* **Records provided**:

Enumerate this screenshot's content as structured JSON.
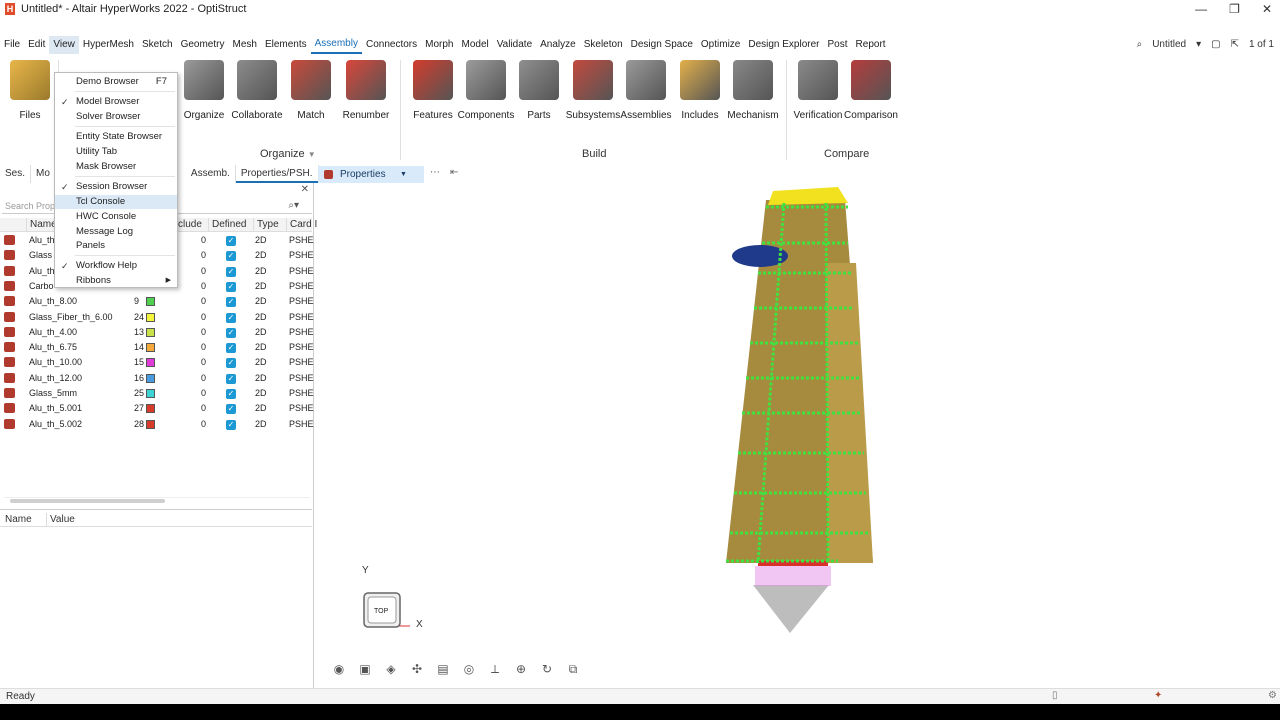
{
  "window": {
    "title": "Untitled* - Altair HyperWorks 2022 - OptiStruct",
    "controls": [
      "—",
      "❐",
      "✕"
    ]
  },
  "menubar": {
    "items": [
      "File",
      "Edit",
      "View",
      "HyperMesh",
      "Sketch",
      "Geometry",
      "Mesh",
      "Elements",
      "Assembly",
      "Connectors",
      "Morph",
      "Model",
      "Validate",
      "Analyze",
      "Skeleton",
      "Design Space",
      "Optimize",
      "Design Explorer",
      "Post",
      "Report"
    ],
    "active": "Assembly",
    "open": "View",
    "session_name": "Untitled",
    "page_indicator": "1 of 1"
  },
  "ribbon": {
    "files_label": "Files",
    "organize_tools": [
      "Organize",
      "Collaborate",
      "Match",
      "Renumber"
    ],
    "organize_group": "Organize",
    "build_tools": [
      "Features",
      "Components",
      "Parts",
      "Subsystems",
      "Assemblies",
      "Includes",
      "Mechanism"
    ],
    "build_group": "Build",
    "compare_tools": [
      "Verification",
      "Comparison"
    ],
    "compare_group": "Compare"
  },
  "browser": {
    "tabs": [
      "Ses.",
      "Mo",
      "Assemb.",
      "Properties/PSH."
    ],
    "properties_dropdown": "Properties",
    "search_placeholder": "Search Prop",
    "columns": [
      "Name",
      "clude",
      "Defined",
      "Type",
      "Card I"
    ],
    "rows": [
      {
        "name": "Alu_th",
        "id": "",
        "color": "",
        "include": "0",
        "type": "2D",
        "card": "PSHE"
      },
      {
        "name": "Glass",
        "id": "",
        "color": "",
        "include": "0",
        "type": "2D",
        "card": "PSHE"
      },
      {
        "name": "Alu_th",
        "id": "",
        "color": "",
        "include": "0",
        "type": "2D",
        "card": "PSHE"
      },
      {
        "name": "Carbo",
        "id": "",
        "color": "",
        "include": "0",
        "type": "2D",
        "card": "PSHE"
      },
      {
        "name": "Alu_th_8.00",
        "id": "9",
        "color": "#4fd14f",
        "include": "0",
        "type": "2D",
        "card": "PSHE"
      },
      {
        "name": "Glass_Fiber_th_6.00",
        "id": "24",
        "color": "#f4f43a",
        "include": "0",
        "type": "2D",
        "card": "PSHE"
      },
      {
        "name": "Alu_th_4.00",
        "id": "13",
        "color": "#c9e24a",
        "include": "0",
        "type": "2D",
        "card": "PSHE"
      },
      {
        "name": "Alu_th_6.75",
        "id": "14",
        "color": "#f4a93a",
        "include": "0",
        "type": "2D",
        "card": "PSHE"
      },
      {
        "name": "Alu_th_10.00",
        "id": "15",
        "color": "#e03ad8",
        "include": "0",
        "type": "2D",
        "card": "PSHE"
      },
      {
        "name": "Alu_th_12.00",
        "id": "16",
        "color": "#4a9be0",
        "include": "0",
        "type": "2D",
        "card": "PSHE"
      },
      {
        "name": "Glass_5mm",
        "id": "25",
        "color": "#3ad4d4",
        "include": "0",
        "type": "2D",
        "card": "PSHE"
      },
      {
        "name": "Alu_th_5.001",
        "id": "27",
        "color": "#d83a2a",
        "include": "0",
        "type": "2D",
        "card": "PSHE"
      },
      {
        "name": "Alu_th_5.002",
        "id": "28",
        "color": "#d83a2a",
        "include": "0",
        "type": "2D",
        "card": "PSHE"
      }
    ],
    "nv_columns": [
      "Name",
      "Value"
    ]
  },
  "view_menu": {
    "items": [
      {
        "label": "Demo Browser",
        "shortcut": "F7",
        "checked": false
      },
      {
        "label": "Model Browser",
        "checked": true
      },
      {
        "label": "Solver Browser",
        "checked": false
      },
      {
        "label": "Entity State Browser",
        "checked": false
      },
      {
        "label": "Utility Tab",
        "checked": false
      },
      {
        "label": "Mask Browser",
        "checked": false
      },
      {
        "label": "Session Browser",
        "checked": true
      },
      {
        "label": "Tcl Console",
        "checked": false,
        "highlighted": true
      },
      {
        "label": "HWC Console",
        "checked": false
      },
      {
        "label": "Message Log",
        "checked": false
      },
      {
        "label": "Panels",
        "checked": false
      },
      {
        "label": "Workflow Help",
        "checked": true
      },
      {
        "label": "Ribbons",
        "checked": false,
        "submenu": true
      }
    ]
  },
  "viewport": {
    "axis_y": "Y",
    "axis_x": "X",
    "view_cube_label": "TOP"
  },
  "status": {
    "text": "Ready"
  }
}
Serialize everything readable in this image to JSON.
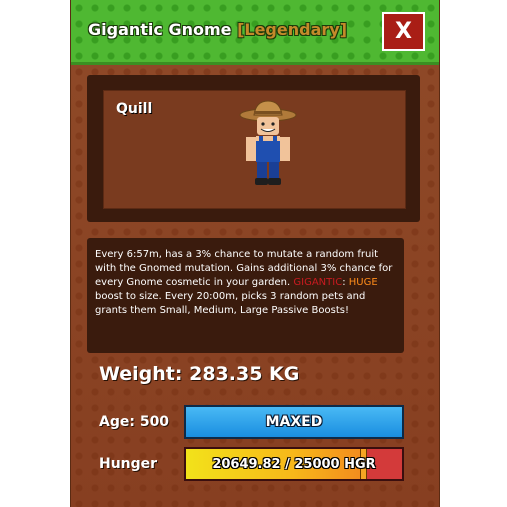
{
  "header": {
    "title": "Gigantic Gnome",
    "rarity": "[Legendary]",
    "close_label": "X"
  },
  "pet": {
    "name": "Quill",
    "image": "gnome-avatar-icon"
  },
  "description": {
    "part1": "Every 6:57m, has a 3% chance to mutate a random fruit with the Gnomed mutation. Gains additional 3% chance for every Gnome cosmetic in your garden.",
    "gigantic_label": "GIGANTIC",
    "colon": ": ",
    "huge_label": "HUGE",
    "part2": " boost to size. Every 20:00m, picks 3 random pets and grants them Small, Medium, Large Passive Boosts!"
  },
  "weight": {
    "label": "Weight: 283.35 KG"
  },
  "age": {
    "label": "Age: 500",
    "bar_text": "MAXED",
    "progress": 1.0
  },
  "hunger": {
    "label": "Hunger",
    "bar_text": "20649.82 / 25000 HGR",
    "current": 20649.82,
    "max": 25000
  },
  "colors": {
    "grass": "#4fb832",
    "dirt": "#8a4424",
    "close_button": "#a91e16",
    "rarity": "#c48a2a",
    "gigantic": "#c81b20",
    "huge": "#ff8c1a",
    "age_bar": "#1a8ee0",
    "hunger_fill": "#f7b81a",
    "hunger_empty": "#d33a3a"
  }
}
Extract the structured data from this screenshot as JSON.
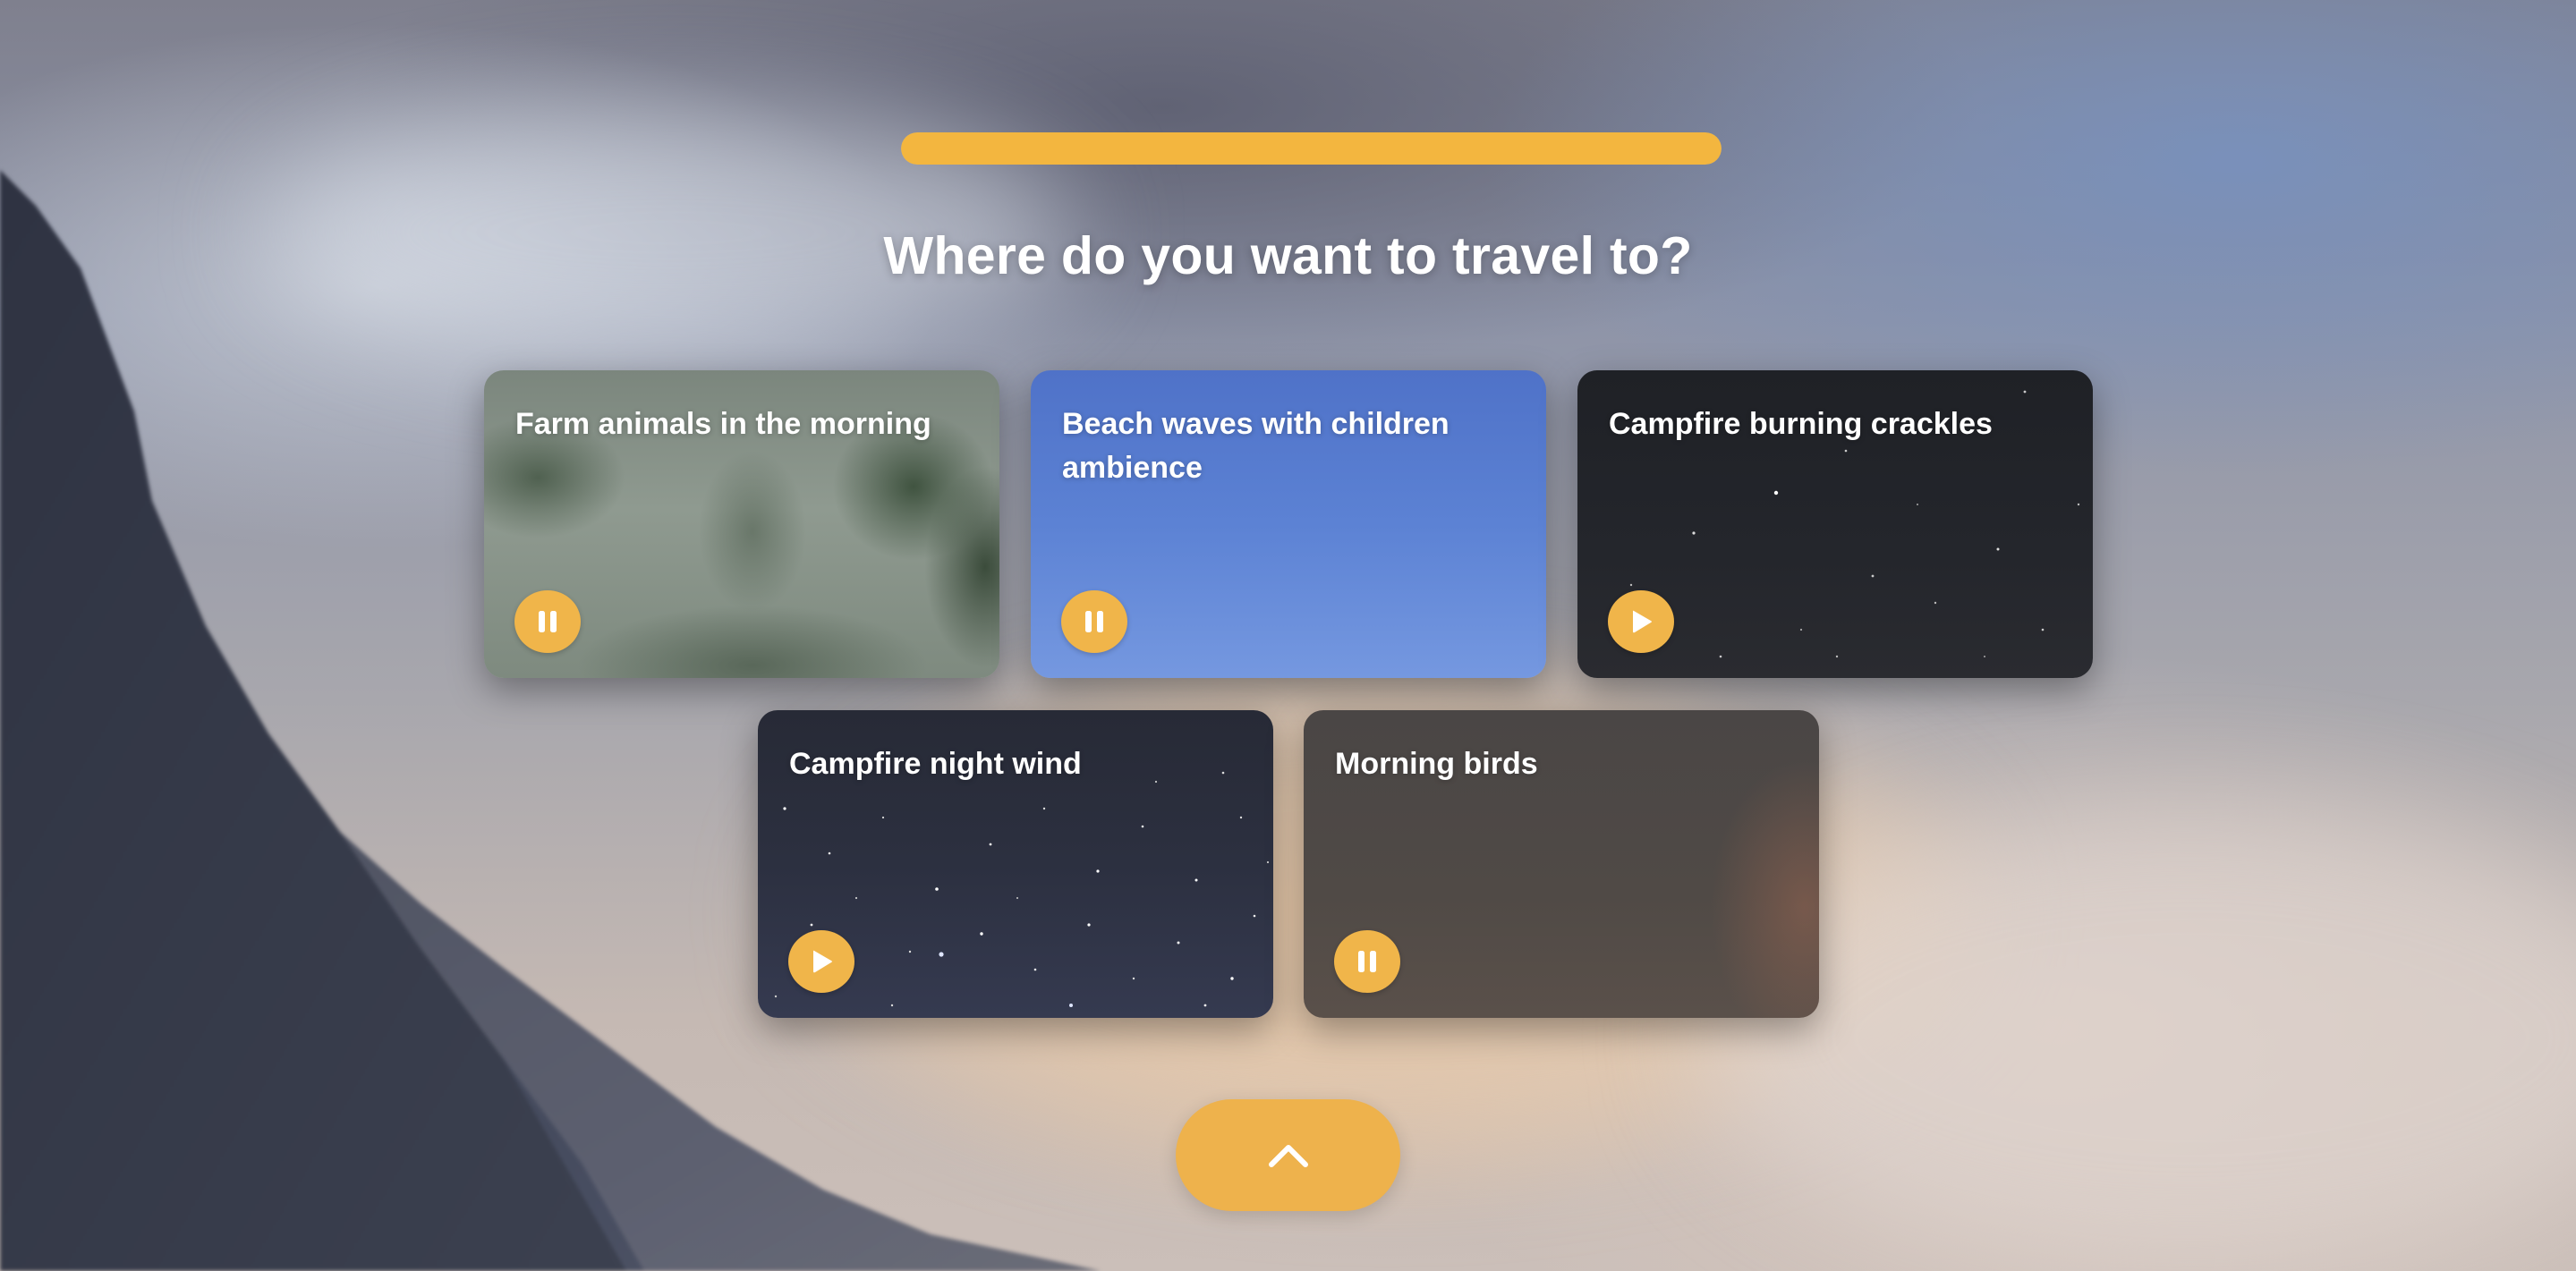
{
  "page": {
    "title": "Where do you want to travel to?"
  },
  "progress": {
    "fraction": 1.0,
    "color": "#f3b63f"
  },
  "cards": [
    {
      "title": "Farm animals in the morning",
      "state": "playing",
      "button_icon": "pause-icon"
    },
    {
      "title": "Beach waves with children ambience",
      "state": "playing",
      "button_icon": "pause-icon"
    },
    {
      "title": "Campfire burning crackles",
      "state": "paused",
      "button_icon": "play-icon"
    },
    {
      "title": "Campfire night wind",
      "state": "paused",
      "button_icon": "play-icon"
    },
    {
      "title": "Morning birds",
      "state": "playing",
      "button_icon": "pause-icon"
    }
  ],
  "scroll_button": {
    "icon": "chevron-up-icon"
  },
  "colors": {
    "accent": "#f0b54a",
    "text": "#ffffff"
  }
}
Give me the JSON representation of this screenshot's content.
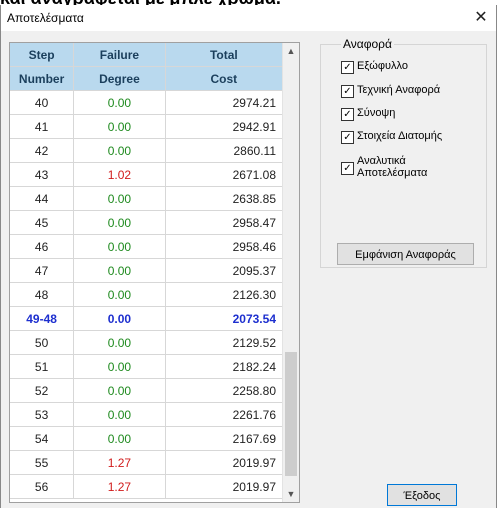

* **Exercise prompt**:
The copy should begin at the line containing "Extract the structured" and end at the last line of the data above; please restate those lines word for word without the pictures.

* **The solution**:
Extract the structured data from this screenshot as JSON.
{
  "page": {
    "title": "Where do you want to travel to?"
  },
  "progress": {
    "fraction": 1.0,
    "color": "#f3b63f"
  },
  "cards": [
    {
      "title": "Farm animals in the morning",
      "state": "playing",
      "button_icon": "pause-icon"
    },
    {
      "title": "Beach waves with children ambience",
      "state": "playing",
      "button_icon": "pause-icon"
    },
    {
      "title": "Campfire burning crackles",
      "state": "paused",
      "button_icon": "play-icon"
    },
    {
      "title": "Campfire night wind",
      "state": "paused",
      "button_icon": "play-icon"
    },
    {
      "title": "Morning birds",
      "state": "playing",
      "button_icon": "pause-icon"
    }
  ],
  "scroll_button": {
    "icon": "chevron-up-icon"
  },
  "colors": {
    "accent": "#f0b54a",
    "text": "#ffffff"
  }
}
Give me the JSON representation of this screenshot's content.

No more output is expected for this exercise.